TASK PROMPT. Transcribe every line of the listing below without any deviation.

Data records

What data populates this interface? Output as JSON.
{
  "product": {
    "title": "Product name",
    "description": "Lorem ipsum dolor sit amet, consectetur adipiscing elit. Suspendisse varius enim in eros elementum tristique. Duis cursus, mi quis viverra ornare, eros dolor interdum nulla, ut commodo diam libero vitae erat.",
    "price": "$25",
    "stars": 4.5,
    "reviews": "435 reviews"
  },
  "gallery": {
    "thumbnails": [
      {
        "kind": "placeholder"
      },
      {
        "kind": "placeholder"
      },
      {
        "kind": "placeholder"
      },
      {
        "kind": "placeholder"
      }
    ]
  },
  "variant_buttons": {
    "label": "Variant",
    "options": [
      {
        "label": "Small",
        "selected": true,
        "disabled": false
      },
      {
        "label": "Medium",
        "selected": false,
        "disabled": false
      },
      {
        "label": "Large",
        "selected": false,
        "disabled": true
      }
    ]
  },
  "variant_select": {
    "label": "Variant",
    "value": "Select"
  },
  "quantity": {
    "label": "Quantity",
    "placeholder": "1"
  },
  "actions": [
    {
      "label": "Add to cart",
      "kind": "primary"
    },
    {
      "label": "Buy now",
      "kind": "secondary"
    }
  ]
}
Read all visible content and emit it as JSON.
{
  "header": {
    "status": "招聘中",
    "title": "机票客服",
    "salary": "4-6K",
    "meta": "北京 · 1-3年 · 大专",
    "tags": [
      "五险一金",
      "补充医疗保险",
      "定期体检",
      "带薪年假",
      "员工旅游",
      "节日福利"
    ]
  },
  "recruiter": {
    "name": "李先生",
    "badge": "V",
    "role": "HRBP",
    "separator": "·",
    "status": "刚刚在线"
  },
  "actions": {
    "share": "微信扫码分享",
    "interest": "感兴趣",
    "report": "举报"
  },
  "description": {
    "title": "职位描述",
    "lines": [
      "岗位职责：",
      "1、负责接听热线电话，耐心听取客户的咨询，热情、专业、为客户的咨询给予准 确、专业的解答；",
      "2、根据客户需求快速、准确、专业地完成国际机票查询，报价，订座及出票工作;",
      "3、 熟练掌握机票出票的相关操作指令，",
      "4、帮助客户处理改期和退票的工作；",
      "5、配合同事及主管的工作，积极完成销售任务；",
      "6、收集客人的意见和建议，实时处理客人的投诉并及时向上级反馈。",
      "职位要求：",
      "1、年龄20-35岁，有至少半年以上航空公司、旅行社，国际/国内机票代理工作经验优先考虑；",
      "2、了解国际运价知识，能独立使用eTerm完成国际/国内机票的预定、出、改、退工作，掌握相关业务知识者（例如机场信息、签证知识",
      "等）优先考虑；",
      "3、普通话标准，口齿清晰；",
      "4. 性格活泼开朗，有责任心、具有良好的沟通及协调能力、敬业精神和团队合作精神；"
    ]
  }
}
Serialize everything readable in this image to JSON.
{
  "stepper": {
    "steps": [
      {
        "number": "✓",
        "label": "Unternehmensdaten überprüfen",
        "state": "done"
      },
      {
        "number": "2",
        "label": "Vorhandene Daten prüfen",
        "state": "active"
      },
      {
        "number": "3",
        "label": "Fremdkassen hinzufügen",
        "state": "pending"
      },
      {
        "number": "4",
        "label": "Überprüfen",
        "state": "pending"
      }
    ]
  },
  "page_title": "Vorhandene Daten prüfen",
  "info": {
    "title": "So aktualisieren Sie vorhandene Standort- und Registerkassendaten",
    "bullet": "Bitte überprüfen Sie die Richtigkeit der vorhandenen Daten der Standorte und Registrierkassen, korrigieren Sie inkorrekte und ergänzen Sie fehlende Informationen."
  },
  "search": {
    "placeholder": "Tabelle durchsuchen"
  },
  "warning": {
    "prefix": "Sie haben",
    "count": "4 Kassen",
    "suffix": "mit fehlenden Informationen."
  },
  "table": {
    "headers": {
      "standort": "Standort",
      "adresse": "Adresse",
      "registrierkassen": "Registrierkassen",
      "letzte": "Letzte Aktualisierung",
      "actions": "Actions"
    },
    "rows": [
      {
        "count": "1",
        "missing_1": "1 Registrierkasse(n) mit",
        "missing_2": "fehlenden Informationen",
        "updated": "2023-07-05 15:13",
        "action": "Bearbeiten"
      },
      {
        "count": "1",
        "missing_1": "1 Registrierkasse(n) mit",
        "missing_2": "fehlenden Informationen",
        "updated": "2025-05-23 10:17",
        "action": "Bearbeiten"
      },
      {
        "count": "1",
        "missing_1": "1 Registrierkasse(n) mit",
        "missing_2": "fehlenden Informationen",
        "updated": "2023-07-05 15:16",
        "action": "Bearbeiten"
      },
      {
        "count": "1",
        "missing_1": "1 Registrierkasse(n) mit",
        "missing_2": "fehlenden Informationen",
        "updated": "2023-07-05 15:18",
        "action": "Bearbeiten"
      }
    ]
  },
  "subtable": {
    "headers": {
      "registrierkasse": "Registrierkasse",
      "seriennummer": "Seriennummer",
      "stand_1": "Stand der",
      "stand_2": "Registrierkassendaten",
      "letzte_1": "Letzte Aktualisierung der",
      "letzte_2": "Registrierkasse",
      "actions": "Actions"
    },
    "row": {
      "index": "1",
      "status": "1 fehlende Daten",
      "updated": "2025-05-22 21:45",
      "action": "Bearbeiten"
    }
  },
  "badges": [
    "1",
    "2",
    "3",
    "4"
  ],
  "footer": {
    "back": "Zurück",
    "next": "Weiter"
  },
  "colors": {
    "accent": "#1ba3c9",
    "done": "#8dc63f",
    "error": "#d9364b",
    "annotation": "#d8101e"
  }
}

EXERCISE RESULT.
What data populates this interface? Output as JSON.
{
  "product": {
    "title": "Product name",
    "description": "Lorem ipsum dolor sit amet, consectetur adipiscing elit. Suspendisse varius enim in eros elementum tristique. Duis cursus, mi quis viverra ornare, eros dolor interdum nulla, ut commodo diam libero vitae erat.",
    "price": "$25",
    "stars": 4.5,
    "reviews": "435 reviews"
  },
  "gallery": {
    "thumbnails": [
      {
        "kind": "placeholder"
      },
      {
        "kind": "placeholder"
      },
      {
        "kind": "placeholder"
      },
      {
        "kind": "placeholder"
      }
    ]
  },
  "variant_buttons": {
    "label": "Variant",
    "options": [
      {
        "label": "Small",
        "selected": true,
        "disabled": false
      },
      {
        "label": "Medium",
        "selected": false,
        "disabled": false
      },
      {
        "label": "Large",
        "selected": false,
        "disabled": true
      }
    ]
  },
  "variant_select": {
    "label": "Variant",
    "value": "Select"
  },
  "quantity": {
    "label": "Quantity",
    "placeholder": "1"
  },
  "actions": [
    {
      "label": "Add to cart",
      "kind": "primary"
    },
    {
      "label": "Buy now",
      "kind": "secondary"
    }
  ]
}
Read all visible content and emit it as JSON.
{
  "header": {
    "status": "招聘中",
    "title": "机票客服",
    "salary": "4-6K",
    "meta": "北京 · 1-3年 · 大专",
    "tags": [
      "五险一金",
      "补充医疗保险",
      "定期体检",
      "带薪年假",
      "员工旅游",
      "节日福利"
    ]
  },
  "recruiter": {
    "name": "李先生",
    "badge": "V",
    "role": "HRBP",
    "separator": "·",
    "status": "刚刚在线"
  },
  "actions": {
    "share": "微信扫码分享",
    "interest": "感兴趣",
    "report": "举报"
  },
  "description": {
    "title": "职位描述",
    "lines": [
      "岗位职责：",
      "1、负责接听热线电话，耐心听取客户的咨询，热情、专业、为客户的咨询给予准 确、专业的解答；",
      "2、根据客户需求快速、准确、专业地完成国际机票查询，报价，订座及出票工作;",
      "3、 熟练掌握机票出票的相关操作指令，",
      "4、帮助客户处理改期和退票的工作；",
      "5、配合同事及主管的工作，积极完成销售任务；",
      "6、收集客人的意见和建议，实时处理客人的投诉并及时向上级反馈。",
      "职位要求：",
      "1、年龄20-35岁，有至少半年以上航空公司、旅行社，国际/国内机票代理工作经验优先考虑；",
      "2、了解国际运价知识，能独立使用eTerm完成国际/国内机票的预定、出、改、退工作，掌握相关业务知识者（例如机场信息、签证知识",
      "等）优先考虑；",
      "3、普通话标准，口齿清晰；",
      "4. 性格活泼开朗，有责任心、具有良好的沟通及协调能力、敬业精神和团队合作精神；"
    ]
  }
}
Serialize everything readable in this image to JSON.
{
  "stepper": {
    "steps": [
      {
        "number": "✓",
        "label": "Unternehmensdaten überprüfen",
        "state": "done"
      },
      {
        "number": "2",
        "label": "Vorhandene Daten prüfen",
        "state": "active"
      },
      {
        "number": "3",
        "label": "Fremdkassen hinzufügen",
        "state": "pending"
      },
      {
        "number": "4",
        "label": "Überprüfen",
        "state": "pending"
      }
    ]
  },
  "page_title": "Vorhandene Daten prüfen",
  "info": {
    "title": "So aktualisieren Sie vorhandene Standort- und Registerkassendaten",
    "bullet": "Bitte überprüfen Sie die Richtigkeit der vorhandenen Daten der Standorte und Registrierkassen, korrigieren Sie inkorrekte und ergänzen Sie fehlende Informationen."
  },
  "search": {
    "placeholder": "Tabelle durchsuchen"
  },
  "warning": {
    "prefix": "Sie haben",
    "count": "4 Kassen",
    "suffix": "mit fehlenden Informationen."
  },
  "table": {
    "headers": {
      "standort": "Standort",
      "adresse": "Adresse",
      "registrierkassen": "Registrierkassen",
      "letzte": "Letzte Aktualisierung",
      "actions": "Actions"
    },
    "rows": [
      {
        "count": "1",
        "missing_1": "1 Registrierkasse(n) mit",
        "missing_2": "fehlenden Informationen",
        "updated": "2023-07-05 15:13",
        "action": "Bearbeiten"
      },
      {
        "count": "1",
        "missing_1": "1 Registrierkasse(n) mit",
        "missing_2": "fehlenden Informationen",
        "updated": "2025-05-23 10:17",
        "action": "Bearbeiten"
      },
      {
        "count": "1",
        "missing_1": "1 Registrierkasse(n) mit",
        "missing_2": "fehlenden Informationen",
        "updated": "2023-07-05 15:16",
        "action": "Bearbeiten"
      },
      {
        "count": "1",
        "missing_1": "1 Registrierkasse(n) mit",
        "missing_2": "fehlenden Informationen",
        "updated": "2023-07-05 15:18",
        "action": "Bearbeiten"
      }
    ]
  },
  "subtable": {
    "headers": {
      "registrierkasse": "Registrierkasse",
      "seriennummer": "Seriennummer",
      "stand_1": "Stand der",
      "stand_2": "Registrierkassendaten",
      "letzte_1": "Letzte Aktualisierung der",
      "letzte_2": "Registrierkasse",
      "actions": "Actions"
    },
    "row": {
      "index": "1",
      "status": "1 fehlende Daten",
      "updated": "2025-05-22 21:45",
      "action": "Bearbeiten"
    }
  },
  "badges": [
    "1",
    "2",
    "3",
    "4"
  ],
  "footer": {
    "back": "Zurück",
    "next": "Weiter"
  },
  "colors": {
    "accent": "#1ba3c9",
    "done": "#8dc63f",
    "error": "#d9364b",
    "annotation": "#d8101e"
  }
}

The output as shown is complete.